◆ **EXERCISE INSTRUCTIONS**
Each record is to be transcribed exactly.

◆ **ENTRIES SUPPLIED**
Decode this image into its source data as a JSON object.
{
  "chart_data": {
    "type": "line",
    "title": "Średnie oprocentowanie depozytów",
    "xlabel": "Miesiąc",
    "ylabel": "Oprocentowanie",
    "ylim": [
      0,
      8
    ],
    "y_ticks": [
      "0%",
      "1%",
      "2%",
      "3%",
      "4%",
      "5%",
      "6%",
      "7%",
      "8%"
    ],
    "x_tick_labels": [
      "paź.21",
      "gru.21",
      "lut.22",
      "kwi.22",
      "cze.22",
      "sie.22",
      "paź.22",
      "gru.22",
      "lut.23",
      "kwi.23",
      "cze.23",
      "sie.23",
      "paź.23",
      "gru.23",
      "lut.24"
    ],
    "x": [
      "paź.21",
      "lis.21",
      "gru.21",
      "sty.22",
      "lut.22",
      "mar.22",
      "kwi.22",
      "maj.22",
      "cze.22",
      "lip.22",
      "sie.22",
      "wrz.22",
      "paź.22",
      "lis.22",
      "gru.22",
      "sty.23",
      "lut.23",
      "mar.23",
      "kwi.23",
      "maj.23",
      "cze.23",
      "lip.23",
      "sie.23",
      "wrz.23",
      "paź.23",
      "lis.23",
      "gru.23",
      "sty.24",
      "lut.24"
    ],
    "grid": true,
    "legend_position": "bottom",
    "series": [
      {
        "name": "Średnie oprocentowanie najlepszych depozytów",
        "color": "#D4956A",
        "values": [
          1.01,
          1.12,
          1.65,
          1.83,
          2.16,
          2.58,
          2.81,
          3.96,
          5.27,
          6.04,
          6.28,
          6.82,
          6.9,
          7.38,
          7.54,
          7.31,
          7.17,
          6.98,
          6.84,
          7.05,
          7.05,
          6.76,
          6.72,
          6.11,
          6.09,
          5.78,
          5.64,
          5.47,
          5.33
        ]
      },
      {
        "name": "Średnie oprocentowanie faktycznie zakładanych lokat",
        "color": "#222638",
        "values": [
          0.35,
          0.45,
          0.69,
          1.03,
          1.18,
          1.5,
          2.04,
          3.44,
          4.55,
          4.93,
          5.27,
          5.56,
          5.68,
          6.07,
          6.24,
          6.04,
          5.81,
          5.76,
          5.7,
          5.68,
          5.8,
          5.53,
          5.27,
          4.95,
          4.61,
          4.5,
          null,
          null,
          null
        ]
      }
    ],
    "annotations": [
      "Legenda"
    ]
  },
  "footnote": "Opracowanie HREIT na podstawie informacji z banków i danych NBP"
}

◆ **WRITTEN RESPONSE**
Decode this image into its source data as a JSON object.
{
  "chart_data": {
    "type": "line",
    "title": "Średnie oprocentowanie depozytów",
    "xlabel": "Miesiąc",
    "ylabel": "Oprocentowanie",
    "ylim": [
      0,
      8
    ],
    "y_ticks": [
      "0%",
      "1%",
      "2%",
      "3%",
      "4%",
      "5%",
      "6%",
      "7%",
      "8%"
    ],
    "x_tick_labels": [
      "paź.21",
      "gru.21",
      "lut.22",
      "kwi.22",
      "cze.22",
      "sie.22",
      "paź.22",
      "gru.22",
      "lut.23",
      "kwi.23",
      "cze.23",
      "sie.23",
      "paź.23",
      "gru.23",
      "lut.24"
    ],
    "x": [
      "paź.21",
      "lis.21",
      "gru.21",
      "sty.22",
      "lut.22",
      "mar.22",
      "kwi.22",
      "maj.22",
      "cze.22",
      "lip.22",
      "sie.22",
      "wrz.22",
      "paź.22",
      "lis.22",
      "gru.22",
      "sty.23",
      "lut.23",
      "mar.23",
      "kwi.23",
      "maj.23",
      "cze.23",
      "lip.23",
      "sie.23",
      "wrz.23",
      "paź.23",
      "lis.23",
      "gru.23",
      "sty.24",
      "lut.24"
    ],
    "grid": true,
    "legend_position": "bottom",
    "series": [
      {
        "name": "Średnie oprocentowanie najlepszych depozytów",
        "color": "#D4956A",
        "values": [
          1.01,
          1.12,
          1.65,
          1.83,
          2.16,
          2.58,
          2.81,
          3.96,
          5.27,
          6.04,
          6.28,
          6.82,
          6.9,
          7.38,
          7.54,
          7.31,
          7.17,
          6.98,
          6.84,
          7.05,
          7.05,
          6.76,
          6.72,
          6.11,
          6.09,
          5.78,
          5.64,
          5.47,
          5.33
        ]
      },
      {
        "name": "Średnie oprocentowanie faktycznie zakładanych lokat",
        "color": "#222638",
        "values": [
          0.35,
          0.45,
          0.69,
          1.03,
          1.18,
          1.5,
          2.04,
          3.44,
          4.55,
          4.93,
          5.27,
          5.56,
          5.68,
          6.07,
          6.24,
          6.04,
          5.81,
          5.76,
          5.7,
          5.68,
          5.8,
          5.53,
          5.27,
          4.95,
          4.61,
          4.5,
          null,
          null,
          null
        ]
      }
    ],
    "annotations": [
      "Legenda"
    ]
  },
  "footnote": "Opracowanie HREIT na podstawie informacji z banków i danych NBP"
}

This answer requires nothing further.